◆ **WRITTEN PROBLEM**:
Reproduce the listing that follows with no differences at all.

◆ **ROWS**:
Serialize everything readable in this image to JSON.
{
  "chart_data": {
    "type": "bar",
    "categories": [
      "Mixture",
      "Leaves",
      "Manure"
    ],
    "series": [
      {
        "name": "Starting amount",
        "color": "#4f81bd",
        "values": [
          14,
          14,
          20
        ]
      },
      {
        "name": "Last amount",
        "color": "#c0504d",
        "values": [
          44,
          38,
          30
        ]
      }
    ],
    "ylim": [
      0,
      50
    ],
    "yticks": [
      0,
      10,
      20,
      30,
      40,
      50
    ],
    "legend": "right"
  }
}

◆ **TASK RESPONSE**:
Serialize everything readable in this image to JSON.
{
  "chart_data": {
    "type": "bar",
    "categories": [
      "Mixture",
      "Leaves",
      "Manure"
    ],
    "series": [
      {
        "name": "Starting amount",
        "color": "#4f81bd",
        "values": [
          14,
          14,
          20
        ]
      },
      {
        "name": "Last amount",
        "color": "#c0504d",
        "values": [
          44,
          38,
          30
        ]
      }
    ],
    "ylim": [
      0,
      50
    ],
    "yticks": [
      0,
      10,
      20,
      30,
      40,
      50
    ],
    "legend": "right"
  }
}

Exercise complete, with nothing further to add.